[begin Raw data]

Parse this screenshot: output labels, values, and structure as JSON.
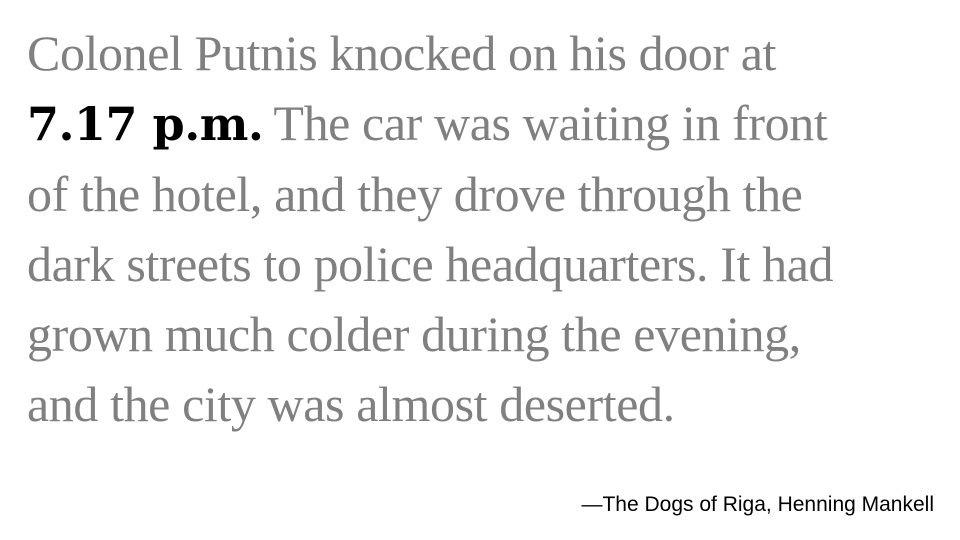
{
  "quote": {
    "line1": "Colonel Putnis knocked on his door at",
    "time": "7.17 p.m.",
    "line2_rest": "The car was waiting in front",
    "line3": "of the hotel, and they drove through the",
    "line4": "dark streets to police headquarters. It had",
    "line5": "grown much colder during the evening,",
    "line6": "and the city was almost deserted."
  },
  "attribution": "—The Dogs of Riga, Henning Mankell",
  "colors": {
    "quote_text": "#808080",
    "time_text": "#000000",
    "attribution_text": "#000000",
    "background": "#ffffff"
  }
}
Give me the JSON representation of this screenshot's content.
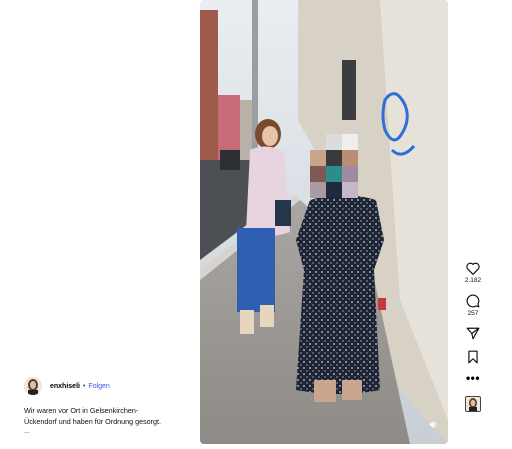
{
  "post": {
    "username": "enxhiseli",
    "separator": "•",
    "follow_label": "Folgen",
    "caption_line1": "Wir waren vor Ort in Gelsenkirchen-",
    "caption_line2": "Ückendorf und haben für Ordnung gesorgt.",
    "caption_more": "..."
  },
  "actions": {
    "likes": "2.182",
    "comments": "257",
    "more_label": "•••"
  },
  "colors": {
    "follow_link": "#3a57e8",
    "background": "#ffffff"
  },
  "icons": [
    "heart-icon",
    "comment-icon",
    "share-icon",
    "bookmark-icon",
    "more-icon",
    "audio-icon"
  ]
}
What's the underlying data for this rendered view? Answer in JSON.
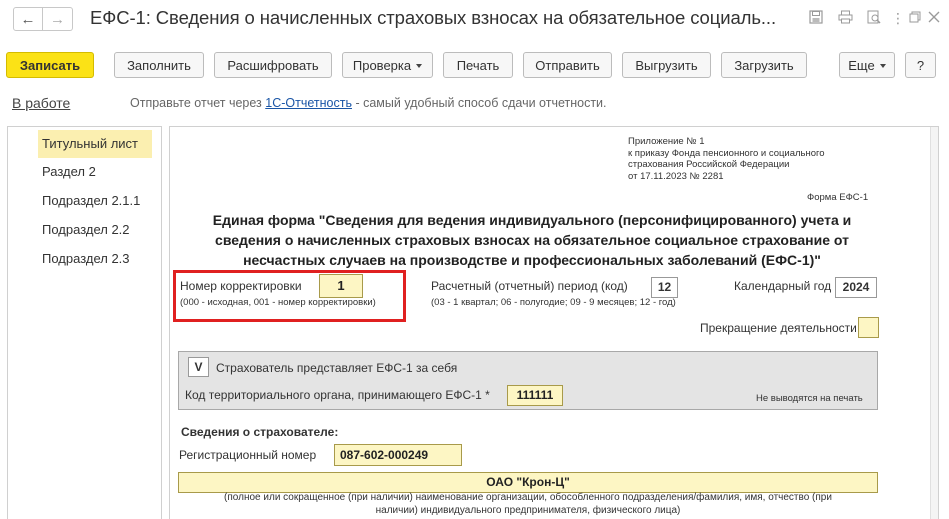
{
  "window": {
    "title": "ЕФС-1: Сведения о начисленных страховых взносах на обязательное социаль...",
    "nav_back": "←",
    "nav_forward": "→",
    "icons": [
      "save-icon",
      "print-icon",
      "preview-icon",
      "more-icon",
      "restore-icon",
      "close-icon"
    ]
  },
  "toolbar": {
    "record": "Записать",
    "fill": "Заполнить",
    "decode": "Расшифровать",
    "check": "Проверка",
    "print": "Печать",
    "send": "Отправить",
    "export": "Выгрузить",
    "import": "Загрузить",
    "more": "Еще",
    "help": "?"
  },
  "status": {
    "state": "В работе",
    "hint_before": "Отправьте отчет через ",
    "hint_link": "1С-Отчетность",
    "hint_after": " - самый удобный способ сдачи отчетности."
  },
  "sections": [
    "Титульный лист",
    "Раздел 2",
    "Подраздел 2.1.1",
    "Подраздел 2.2",
    "Подраздел 2.3"
  ],
  "form": {
    "appendix_1": "Приложение № 1",
    "appendix_2": "к приказу Фонда пенсионного и социального",
    "appendix_3": "страхования Российской Федерации",
    "appendix_4": "от 17.11.2023 № 2281",
    "form_code": "Форма ЕФС-1",
    "heading_1": "Единая форма \"Сведения для ведения индивидуального (персонифицированного) учета и",
    "heading_2": "сведения о начисленных страховых взносах на обязательное социальное страхование от",
    "heading_3": "несчастных случаев на производстве и профессиональных заболеваний (ЕФС-1)\"",
    "correction_label": "Номер корректировки",
    "correction_value": "1",
    "correction_hint": "(000 - исходная, 001 - номер корректировки)",
    "period_label": "Расчетный (отчетный) период (код)",
    "period_value": "12",
    "period_hint": "(03 - 1 квартал; 06 - полугодие; 09 - 9 месяцев; 12 - год)",
    "year_label": "Календарный год",
    "year_value": "2024",
    "termination_label": "Прекращение деятельности",
    "self_check": "V",
    "self_label": "Страхователь представляет ЕФС-1 за себя",
    "terr_label": "Код территориального органа, принимающего ЕФС-1 *",
    "terr_value": "111111",
    "not_printed": "Не выводятся на печать",
    "insurer_header": "Сведения о страхователе:",
    "reg_label": "Регистрационный номер",
    "reg_value": "087-602-000249",
    "org_name": "ОАО \"Крон-Ц\"",
    "org_hint_1": "(полное или сокращенное (при наличии) наименование организации, обособленного подразделения/фамилия, имя, отчество (при",
    "org_hint_2": "наличии) индивидуального предпринимателя, физического лица)"
  }
}
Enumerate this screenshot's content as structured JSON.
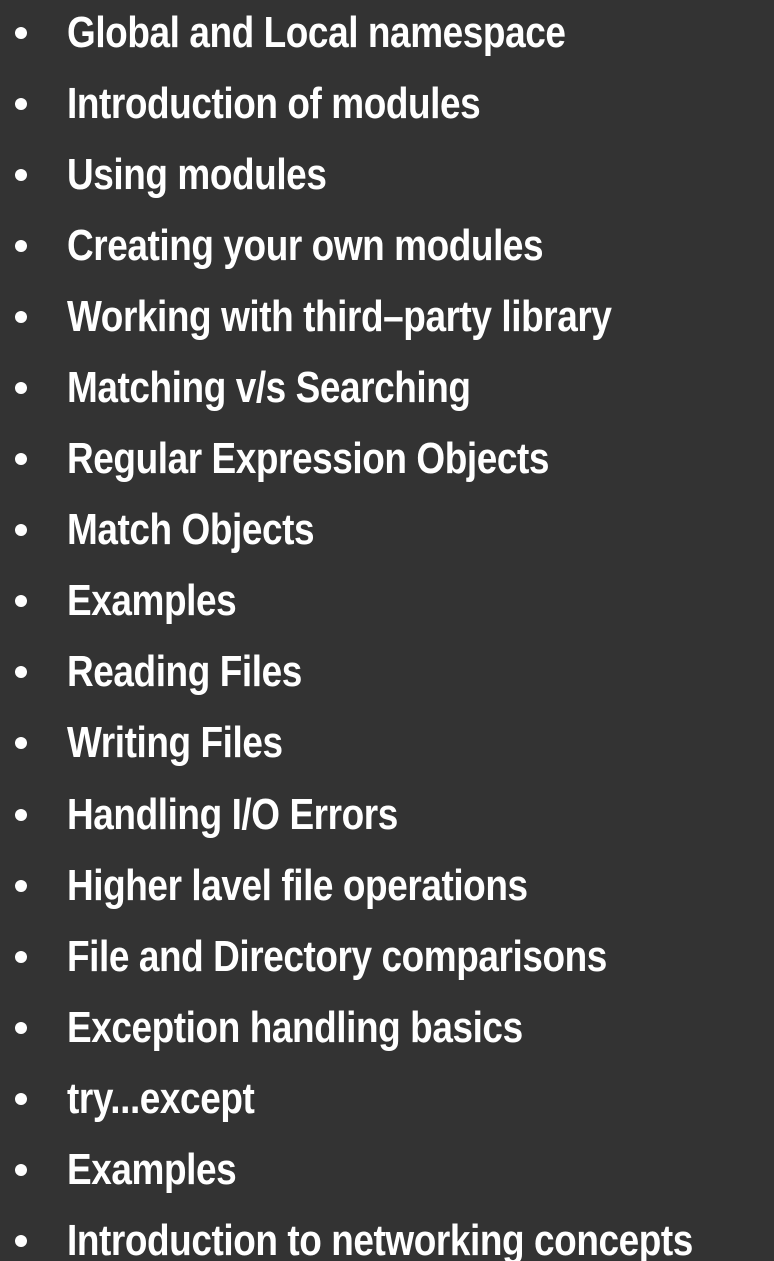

[end Raw data]

- **What you will do**
Return to the listing above and set it down exactly, leaving out its pictures.

- **Written answer**
Parse this screenshot: output labels, values, and structure as JSON.
{
  "quote": {
    "line1": "Colonel Putnis knocked on his door at",
    "time": "7.17 p.m.",
    "line2_rest": "The car was waiting in front",
    "line3": "of the hotel, and they drove through the",
    "line4": "dark streets to police headquarters. It had",
    "line5": "grown much colder during the evening,",
    "line6": "and the city was almost deserted."
  },
  "attribution": "—The Dogs of Riga, Henning Mankell",
  "colors": {
    "quote_text": "#808080",
    "time_text": "#000000",
    "attribution_text": "#000000",
    "background": "#ffffff"
  }
}
Give me the JSON representation of this screenshot's content.
{
  "post": {
    "username": "enxhiseli",
    "separator": "•",
    "follow_label": "Folgen",
    "caption_line1": "Wir waren vor Ort in Gelsenkirchen-",
    "caption_line2": "Ückendorf und haben für Ordnung gesorgt.",
    "caption_more": "..."
  },
  "actions": {
    "likes": "2.182",
    "comments": "257",
    "more_label": "•••"
  },
  "colors": {
    "follow_link": "#3a57e8",
    "background": "#ffffff"
  },
  "icons": [
    "heart-icon",
    "comment-icon",
    "share-icon",
    "bookmark-icon",
    "more-icon",
    "audio-icon"
  ]
}
What's the underlying data for this rendered view? Answer in JSON.
{
  "window": {
    "title": "ЕФС-1: Сведения о начисленных страховых взносах на обязательное социаль...",
    "nav_back": "←",
    "nav_forward": "→",
    "icons": [
      "save-icon",
      "print-icon",
      "preview-icon",
      "more-icon",
      "restore-icon",
      "close-icon"
    ]
  },
  "toolbar": {
    "record": "Записать",
    "fill": "Заполнить",
    "decode": "Расшифровать",
    "check": "Проверка",
    "print": "Печать",
    "send": "Отправить",
    "export": "Выгрузить",
    "import": "Загрузить",
    "more": "Еще",
    "help": "?"
  },
  "status": {
    "state": "В работе",
    "hint_before": "Отправьте отчет через ",
    "hint_link": "1С-Отчетность",
    "hint_after": " - самый удобный способ сдачи отчетности."
  },
  "sections": [
    "Титульный лист",
    "Раздел 2",
    "Подраздел 2.1.1",
    "Подраздел 2.2",
    "Подраздел 2.3"
  ],
  "form": {
    "appendix_1": "Приложение № 1",
    "appendix_2": "к приказу Фонда пенсионного и социального",
    "appendix_3": "страхования Российской Федерации",
    "appendix_4": "от 17.11.2023 № 2281",
    "form_code": "Форма ЕФС-1",
    "heading_1": "Единая форма \"Сведения для ведения индивидуального (персонифицированного) учета и",
    "heading_2": "сведения о начисленных страховых взносах на обязательное социальное страхование от",
    "heading_3": "несчастных случаев на производстве и профессиональных заболеваний (ЕФС-1)\"",
    "correction_label": "Номер корректировки",
    "correction_value": "1",
    "correction_hint": "(000 - исходная, 001 - номер корректировки)",
    "period_label": "Расчетный (отчетный) период (код)",
    "period_value": "12",
    "period_hint": "(03 - 1 квартал; 06 - полугодие; 09 - 9 месяцев; 12 - год)",
    "year_label": "Календарный год",
    "year_value": "2024",
    "termination_label": "Прекращение деятельности",
    "self_check": "V",
    "self_label": "Страхователь представляет ЕФС-1 за себя",
    "terr_label": "Код территориального органа, принимающего ЕФС-1 *",
    "terr_value": "111111",
    "not_printed": "Не выводятся на печать",
    "insurer_header": "Сведения о страхователе:",
    "reg_label": "Регистрационный номер",
    "reg_value": "087-602-000249",
    "org_name": "ОАО \"Крон-Ц\"",
    "org_hint_1": "(полное или сокращенное (при наличии) наименование организации, обособленного подразделения/фамилия, имя, отчество (при",
    "org_hint_2": "наличии) индивидуального предпринимателя, физического лица)"
  }
}
Enumerate this screenshot's content as structured JSON.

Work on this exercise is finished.